● Exercise aim
Without including any images, repeat the data exactly.

● Records for the task
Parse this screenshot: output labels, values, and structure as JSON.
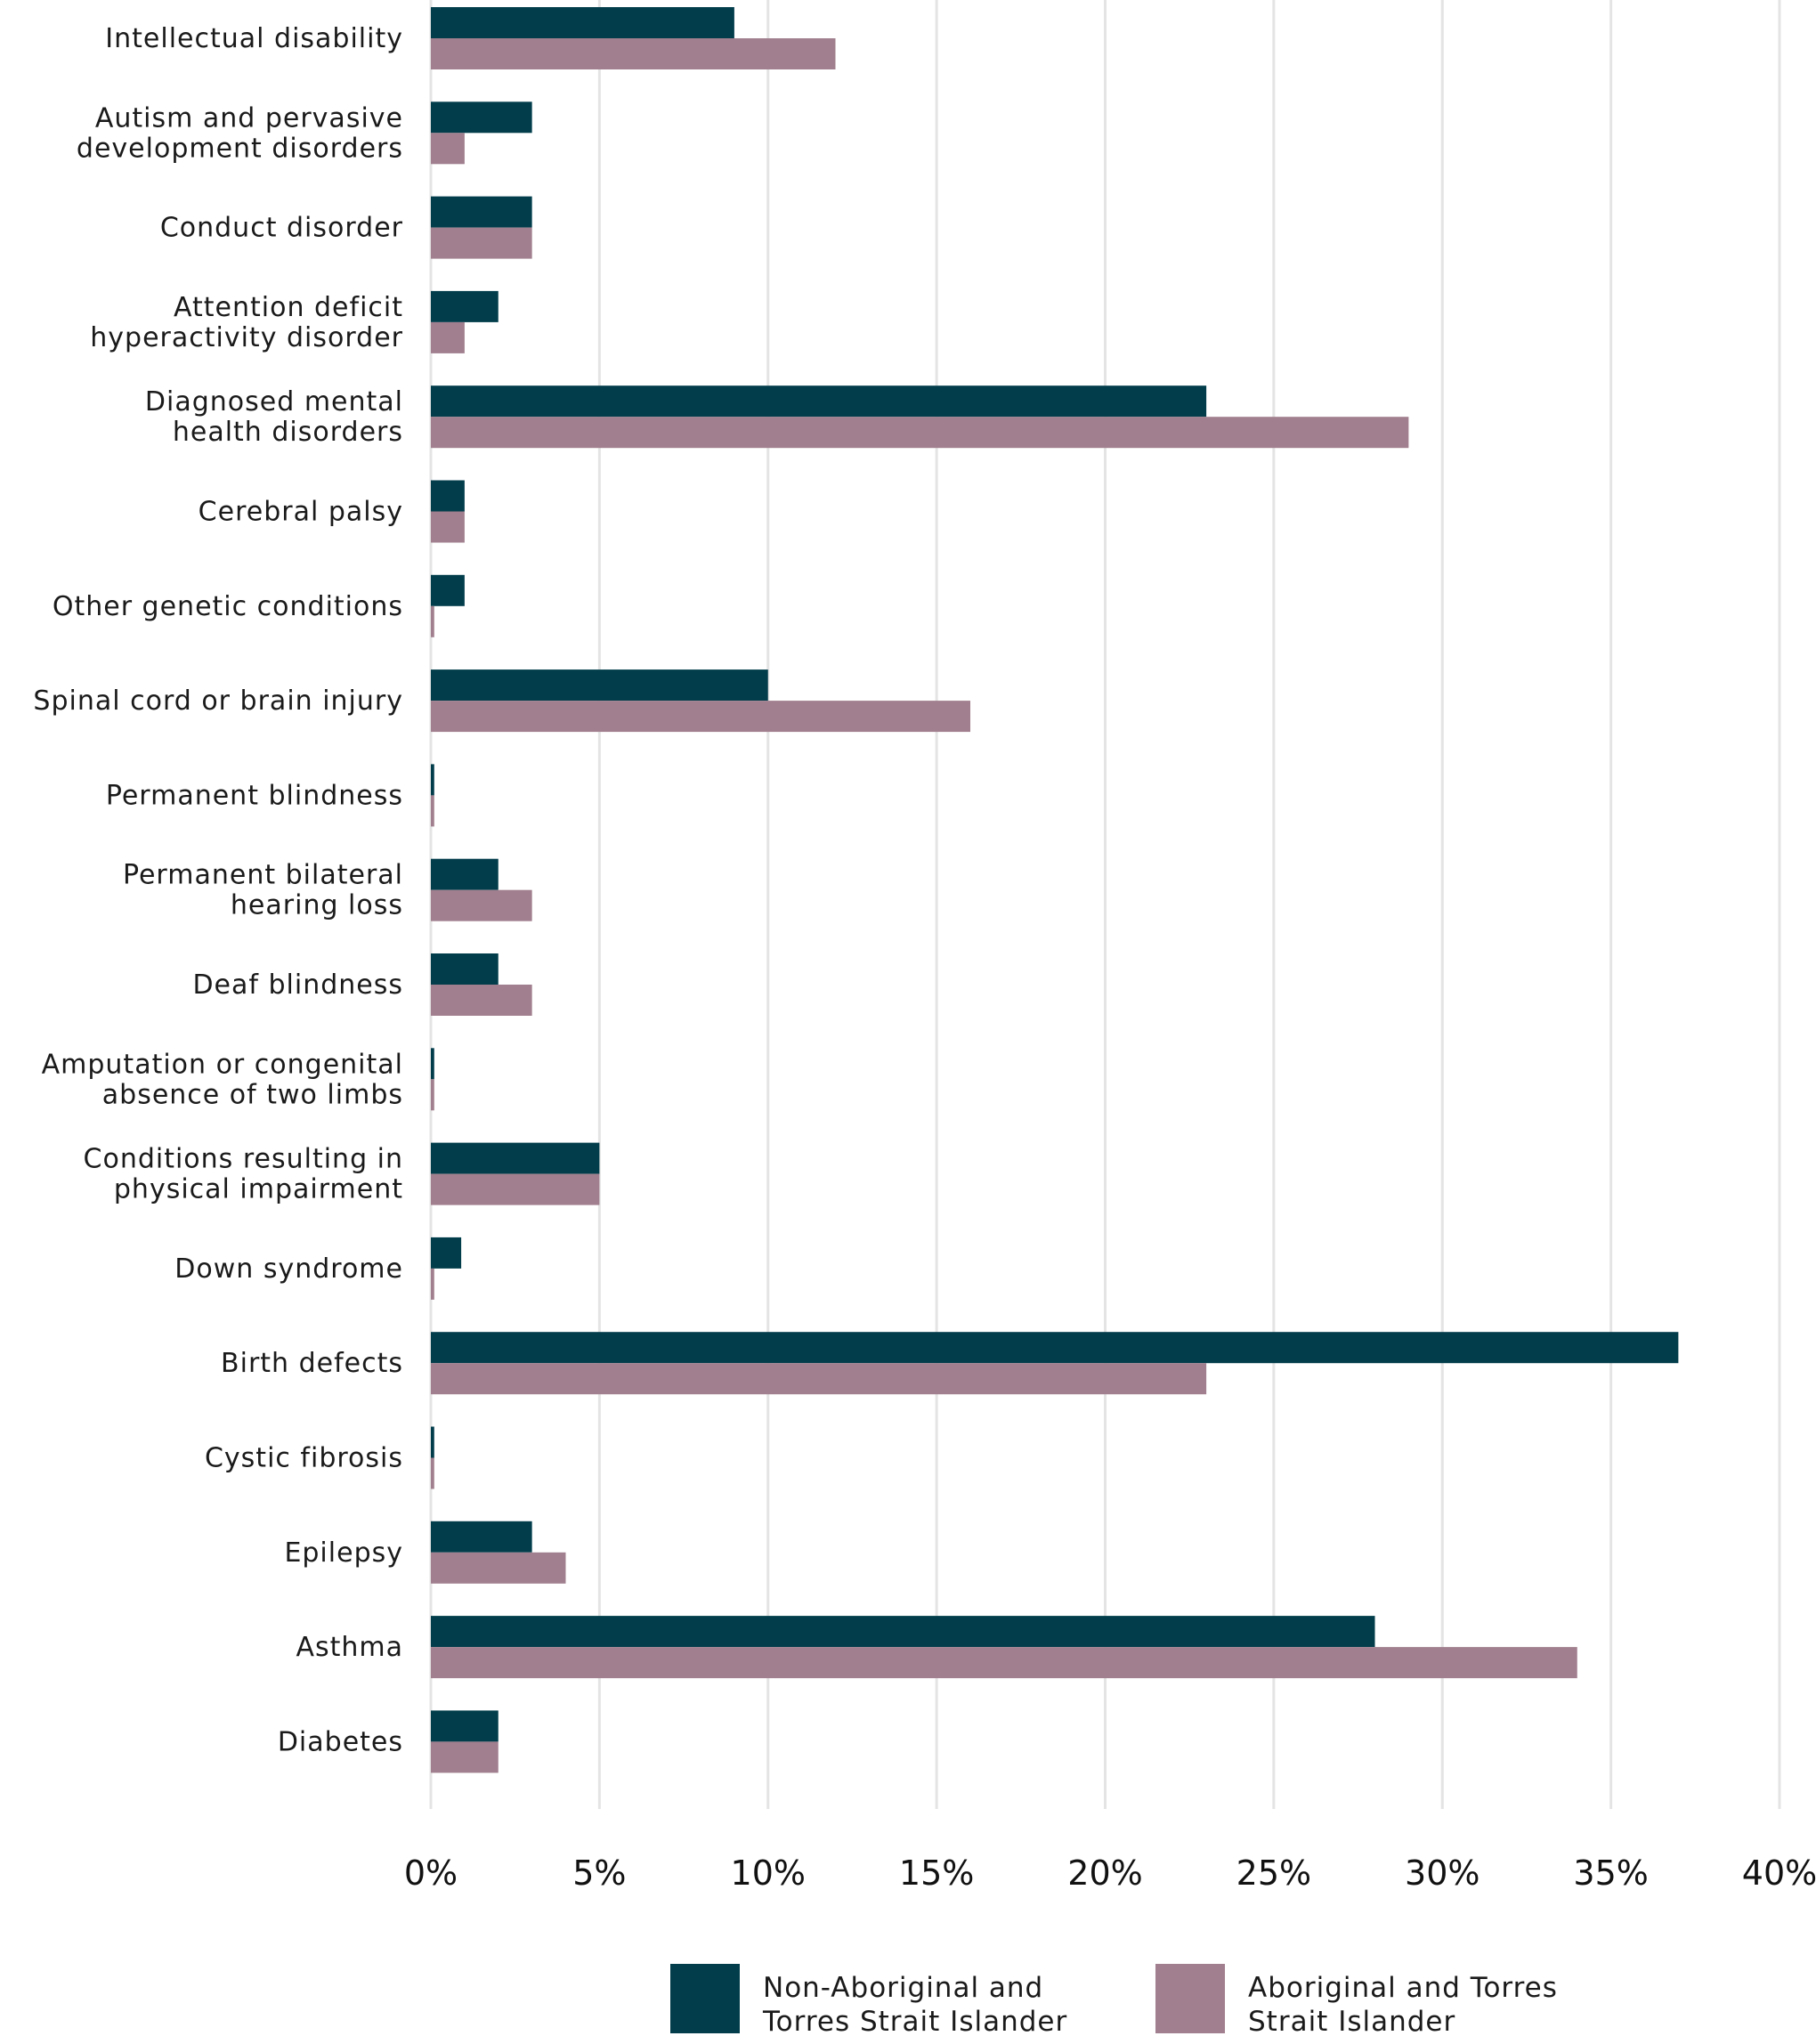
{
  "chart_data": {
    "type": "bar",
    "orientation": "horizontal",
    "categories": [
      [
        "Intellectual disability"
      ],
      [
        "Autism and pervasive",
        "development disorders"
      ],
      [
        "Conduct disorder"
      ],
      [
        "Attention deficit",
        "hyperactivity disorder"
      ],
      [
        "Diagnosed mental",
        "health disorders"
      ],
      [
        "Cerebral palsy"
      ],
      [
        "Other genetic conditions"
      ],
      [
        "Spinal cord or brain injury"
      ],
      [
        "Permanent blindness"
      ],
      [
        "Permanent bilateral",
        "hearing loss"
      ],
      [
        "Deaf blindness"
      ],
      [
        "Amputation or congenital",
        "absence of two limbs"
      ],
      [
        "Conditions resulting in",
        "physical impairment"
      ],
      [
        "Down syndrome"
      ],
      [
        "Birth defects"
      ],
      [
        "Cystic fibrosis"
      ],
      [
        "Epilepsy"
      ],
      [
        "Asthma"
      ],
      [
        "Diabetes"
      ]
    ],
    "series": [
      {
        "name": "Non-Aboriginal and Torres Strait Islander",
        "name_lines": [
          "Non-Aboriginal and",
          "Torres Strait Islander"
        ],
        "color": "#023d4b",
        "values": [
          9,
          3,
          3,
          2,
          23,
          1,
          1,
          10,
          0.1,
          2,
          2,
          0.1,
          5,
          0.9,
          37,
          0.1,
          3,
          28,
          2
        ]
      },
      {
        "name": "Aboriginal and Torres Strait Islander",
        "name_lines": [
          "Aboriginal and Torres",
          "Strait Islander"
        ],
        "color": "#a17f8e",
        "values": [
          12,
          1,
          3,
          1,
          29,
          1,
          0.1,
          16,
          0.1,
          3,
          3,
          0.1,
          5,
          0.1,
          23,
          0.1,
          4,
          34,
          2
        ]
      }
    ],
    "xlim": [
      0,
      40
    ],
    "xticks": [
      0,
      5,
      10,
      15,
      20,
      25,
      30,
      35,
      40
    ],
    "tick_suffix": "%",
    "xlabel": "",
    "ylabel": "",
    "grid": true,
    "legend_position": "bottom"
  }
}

● Exercise answer
Parse this screenshot: output labels, values, and structure as JSON.
{
  "chart_data": {
    "type": "bar",
    "orientation": "horizontal",
    "categories": [
      [
        "Intellectual disability"
      ],
      [
        "Autism and pervasive",
        "development disorders"
      ],
      [
        "Conduct disorder"
      ],
      [
        "Attention deficit",
        "hyperactivity disorder"
      ],
      [
        "Diagnosed mental",
        "health disorders"
      ],
      [
        "Cerebral palsy"
      ],
      [
        "Other genetic conditions"
      ],
      [
        "Spinal cord or brain injury"
      ],
      [
        "Permanent blindness"
      ],
      [
        "Permanent bilateral",
        "hearing loss"
      ],
      [
        "Deaf blindness"
      ],
      [
        "Amputation or congenital",
        "absence of two limbs"
      ],
      [
        "Conditions resulting in",
        "physical impairment"
      ],
      [
        "Down syndrome"
      ],
      [
        "Birth defects"
      ],
      [
        "Cystic fibrosis"
      ],
      [
        "Epilepsy"
      ],
      [
        "Asthma"
      ],
      [
        "Diabetes"
      ]
    ],
    "series": [
      {
        "name": "Non-Aboriginal and Torres Strait Islander",
        "name_lines": [
          "Non-Aboriginal and",
          "Torres Strait Islander"
        ],
        "color": "#023d4b",
        "values": [
          9,
          3,
          3,
          2,
          23,
          1,
          1,
          10,
          0.1,
          2,
          2,
          0.1,
          5,
          0.9,
          37,
          0.1,
          3,
          28,
          2
        ]
      },
      {
        "name": "Aboriginal and Torres Strait Islander",
        "name_lines": [
          "Aboriginal and Torres",
          "Strait Islander"
        ],
        "color": "#a17f8e",
        "values": [
          12,
          1,
          3,
          1,
          29,
          1,
          0.1,
          16,
          0.1,
          3,
          3,
          0.1,
          5,
          0.1,
          23,
          0.1,
          4,
          34,
          2
        ]
      }
    ],
    "xlim": [
      0,
      40
    ],
    "xticks": [
      0,
      5,
      10,
      15,
      20,
      25,
      30,
      35,
      40
    ],
    "tick_suffix": "%",
    "xlabel": "",
    "ylabel": "",
    "grid": true,
    "legend_position": "bottom"
  }
}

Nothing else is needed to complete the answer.